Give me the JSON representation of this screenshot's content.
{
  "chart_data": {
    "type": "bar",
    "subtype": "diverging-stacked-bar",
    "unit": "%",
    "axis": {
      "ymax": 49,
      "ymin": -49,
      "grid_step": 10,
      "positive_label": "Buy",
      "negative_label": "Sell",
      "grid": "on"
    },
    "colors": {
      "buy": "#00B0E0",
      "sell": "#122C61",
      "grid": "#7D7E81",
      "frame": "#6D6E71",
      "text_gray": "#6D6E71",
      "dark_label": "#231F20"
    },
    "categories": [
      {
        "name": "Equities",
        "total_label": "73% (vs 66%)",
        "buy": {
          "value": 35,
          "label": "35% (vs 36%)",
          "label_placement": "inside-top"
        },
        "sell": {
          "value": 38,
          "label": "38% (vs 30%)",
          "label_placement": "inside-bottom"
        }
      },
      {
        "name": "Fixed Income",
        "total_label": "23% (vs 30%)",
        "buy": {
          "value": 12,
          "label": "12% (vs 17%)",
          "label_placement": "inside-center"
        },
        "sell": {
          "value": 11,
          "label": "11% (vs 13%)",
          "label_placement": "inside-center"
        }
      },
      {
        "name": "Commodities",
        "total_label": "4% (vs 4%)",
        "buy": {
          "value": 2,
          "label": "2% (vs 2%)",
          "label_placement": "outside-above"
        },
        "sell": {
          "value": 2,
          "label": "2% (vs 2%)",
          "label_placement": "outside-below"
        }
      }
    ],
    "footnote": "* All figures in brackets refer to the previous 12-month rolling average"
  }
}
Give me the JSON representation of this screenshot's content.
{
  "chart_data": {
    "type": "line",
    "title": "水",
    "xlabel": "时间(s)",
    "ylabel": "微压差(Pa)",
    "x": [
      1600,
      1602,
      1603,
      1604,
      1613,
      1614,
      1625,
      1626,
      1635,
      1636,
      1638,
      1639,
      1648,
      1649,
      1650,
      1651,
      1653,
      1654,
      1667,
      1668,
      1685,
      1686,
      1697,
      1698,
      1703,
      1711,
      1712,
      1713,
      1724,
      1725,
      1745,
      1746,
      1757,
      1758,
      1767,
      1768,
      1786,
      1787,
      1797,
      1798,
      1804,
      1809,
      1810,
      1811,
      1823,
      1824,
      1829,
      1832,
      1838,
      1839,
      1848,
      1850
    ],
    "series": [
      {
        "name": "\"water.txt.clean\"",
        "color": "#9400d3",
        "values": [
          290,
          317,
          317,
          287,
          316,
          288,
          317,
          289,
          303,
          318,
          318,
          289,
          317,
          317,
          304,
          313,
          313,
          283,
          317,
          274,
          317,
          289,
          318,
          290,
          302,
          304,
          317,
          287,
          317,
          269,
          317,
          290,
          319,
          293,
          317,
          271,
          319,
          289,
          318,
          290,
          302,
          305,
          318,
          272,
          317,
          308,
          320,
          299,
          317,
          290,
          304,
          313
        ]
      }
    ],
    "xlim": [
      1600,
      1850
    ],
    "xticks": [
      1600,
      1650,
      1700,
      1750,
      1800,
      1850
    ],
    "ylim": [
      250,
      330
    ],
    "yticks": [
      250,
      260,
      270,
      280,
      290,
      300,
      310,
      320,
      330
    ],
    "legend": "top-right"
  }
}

§

Task to complete
Copy every record exactly as presented.

Result of this exercise
Give me the JSON representation of this screenshot's content.
{
  "chart_data": {
    "type": "bar",
    "subtype": "diverging-stacked-bar",
    "unit": "%",
    "axis": {
      "ymax": 49,
      "ymin": -49,
      "grid_step": 10,
      "positive_label": "Buy",
      "negative_label": "Sell",
      "grid": "on"
    },
    "colors": {
      "buy": "#00B0E0",
      "sell": "#122C61",
      "grid": "#7D7E81",
      "frame": "#6D6E71",
      "text_gray": "#6D6E71",
      "dark_label": "#231F20"
    },
    "categories": [
      {
        "name": "Equities",
        "total_label": "73% (vs 66%)",
        "buy": {
          "value": 35,
          "label": "35% (vs 36%)",
          "label_placement": "inside-top"
        },
        "sell": {
          "value": 38,
          "label": "38% (vs 30%)",
          "label_placement": "inside-bottom"
        }
      },
      {
        "name": "Fixed Income",
        "total_label": "23% (vs 30%)",
        "buy": {
          "value": 12,
          "label": "12% (vs 17%)",
          "label_placement": "inside-center"
        },
        "sell": {
          "value": 11,
          "label": "11% (vs 13%)",
          "label_placement": "inside-center"
        }
      },
      {
        "name": "Commodities",
        "total_label": "4% (vs 4%)",
        "buy": {
          "value": 2,
          "label": "2% (vs 2%)",
          "label_placement": "outside-above"
        },
        "sell": {
          "value": 2,
          "label": "2% (vs 2%)",
          "label_placement": "outside-below"
        }
      }
    ],
    "footnote": "* All figures in brackets refer to the previous 12-month rolling average"
  }
}
Give me the JSON representation of this screenshot's content.
{
  "chart_data": {
    "type": "line",
    "title": "水",
    "xlabel": "时间(s)",
    "ylabel": "微压差(Pa)",
    "x": [
      1600,
      1602,
      1603,
      1604,
      1613,
      1614,
      1625,
      1626,
      1635,
      1636,
      1638,
      1639,
      1648,
      1649,
      1650,
      1651,
      1653,
      1654,
      1667,
      1668,
      1685,
      1686,
      1697,
      1698,
      1703,
      1711,
      1712,
      1713,
      1724,
      1725,
      1745,
      1746,
      1757,
      1758,
      1767,
      1768,
      1786,
      1787,
      1797,
      1798,
      1804,
      1809,
      1810,
      1811,
      1823,
      1824,
      1829,
      1832,
      1838,
      1839,
      1848,
      1850
    ],
    "series": [
      {
        "name": "\"water.txt.clean\"",
        "color": "#9400d3",
        "values": [
          290,
          317,
          317,
          287,
          316,
          288,
          317,
          289,
          303,
          318,
          318,
          289,
          317,
          317,
          304,
          313,
          313,
          283,
          317,
          274,
          317,
          289,
          318,
          290,
          302,
          304,
          317,
          287,
          317,
          269,
          317,
          290,
          319,
          293,
          317,
          271,
          319,
          289,
          318,
          290,
          302,
          305,
          318,
          272,
          317,
          308,
          320,
          299,
          317,
          290,
          304,
          313
        ]
      }
    ],
    "xlim": [
      1600,
      1850
    ],
    "xticks": [
      1600,
      1650,
      1700,
      1750,
      1800,
      1850
    ],
    "ylim": [
      250,
      330
    ],
    "yticks": [
      250,
      260,
      270,
      280,
      290,
      300,
      310,
      320,
      330
    ],
    "legend": "top-right"
  }
}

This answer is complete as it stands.